▶ [Work to be completed]:
Search the material below for the string "heading" and list each line that holds it.

- - - -

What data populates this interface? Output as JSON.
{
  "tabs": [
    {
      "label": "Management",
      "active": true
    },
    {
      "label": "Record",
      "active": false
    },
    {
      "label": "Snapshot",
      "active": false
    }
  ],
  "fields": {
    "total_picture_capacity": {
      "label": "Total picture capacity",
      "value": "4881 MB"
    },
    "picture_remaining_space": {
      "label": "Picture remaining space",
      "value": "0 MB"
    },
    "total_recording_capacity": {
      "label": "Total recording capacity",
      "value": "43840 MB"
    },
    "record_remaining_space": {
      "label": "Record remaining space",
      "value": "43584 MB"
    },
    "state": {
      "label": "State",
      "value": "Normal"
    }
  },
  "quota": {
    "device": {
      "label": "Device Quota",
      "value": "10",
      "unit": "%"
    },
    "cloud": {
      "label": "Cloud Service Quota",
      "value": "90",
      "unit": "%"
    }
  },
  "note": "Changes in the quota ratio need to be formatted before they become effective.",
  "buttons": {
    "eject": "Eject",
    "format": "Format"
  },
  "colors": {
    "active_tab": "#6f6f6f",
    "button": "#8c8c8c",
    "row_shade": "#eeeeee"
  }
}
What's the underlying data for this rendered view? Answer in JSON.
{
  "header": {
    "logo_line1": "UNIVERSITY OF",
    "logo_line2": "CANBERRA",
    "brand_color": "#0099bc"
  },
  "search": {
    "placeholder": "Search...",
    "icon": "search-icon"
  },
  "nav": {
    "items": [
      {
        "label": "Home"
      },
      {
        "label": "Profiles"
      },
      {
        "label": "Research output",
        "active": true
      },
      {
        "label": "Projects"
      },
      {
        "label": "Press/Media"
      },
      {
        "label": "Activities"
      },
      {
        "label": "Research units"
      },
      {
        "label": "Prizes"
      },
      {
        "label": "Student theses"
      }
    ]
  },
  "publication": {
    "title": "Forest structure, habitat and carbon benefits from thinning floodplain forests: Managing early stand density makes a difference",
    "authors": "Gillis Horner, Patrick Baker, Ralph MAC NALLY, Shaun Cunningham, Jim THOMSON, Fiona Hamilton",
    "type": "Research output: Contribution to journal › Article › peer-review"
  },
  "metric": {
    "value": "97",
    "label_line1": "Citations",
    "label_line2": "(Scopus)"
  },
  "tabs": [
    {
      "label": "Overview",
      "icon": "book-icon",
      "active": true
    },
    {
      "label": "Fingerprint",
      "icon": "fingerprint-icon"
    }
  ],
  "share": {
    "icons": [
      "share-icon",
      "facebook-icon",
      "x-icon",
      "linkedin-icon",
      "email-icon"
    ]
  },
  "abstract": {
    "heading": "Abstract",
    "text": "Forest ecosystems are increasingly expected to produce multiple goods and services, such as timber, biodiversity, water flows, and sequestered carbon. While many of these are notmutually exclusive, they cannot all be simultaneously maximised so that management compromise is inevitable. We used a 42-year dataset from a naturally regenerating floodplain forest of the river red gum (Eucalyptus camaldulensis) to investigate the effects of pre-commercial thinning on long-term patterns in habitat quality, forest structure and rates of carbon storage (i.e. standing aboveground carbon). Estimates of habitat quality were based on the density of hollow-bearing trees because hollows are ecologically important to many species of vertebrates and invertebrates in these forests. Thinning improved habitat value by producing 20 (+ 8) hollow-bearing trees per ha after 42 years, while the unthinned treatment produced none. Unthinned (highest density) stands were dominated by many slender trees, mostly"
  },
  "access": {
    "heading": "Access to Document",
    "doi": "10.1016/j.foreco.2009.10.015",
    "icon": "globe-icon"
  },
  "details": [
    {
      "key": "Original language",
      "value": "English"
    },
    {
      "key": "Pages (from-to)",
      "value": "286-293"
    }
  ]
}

- - - -

▶ [Complete output]:
    "heading": "Abstract",
    "heading": "Access to Document",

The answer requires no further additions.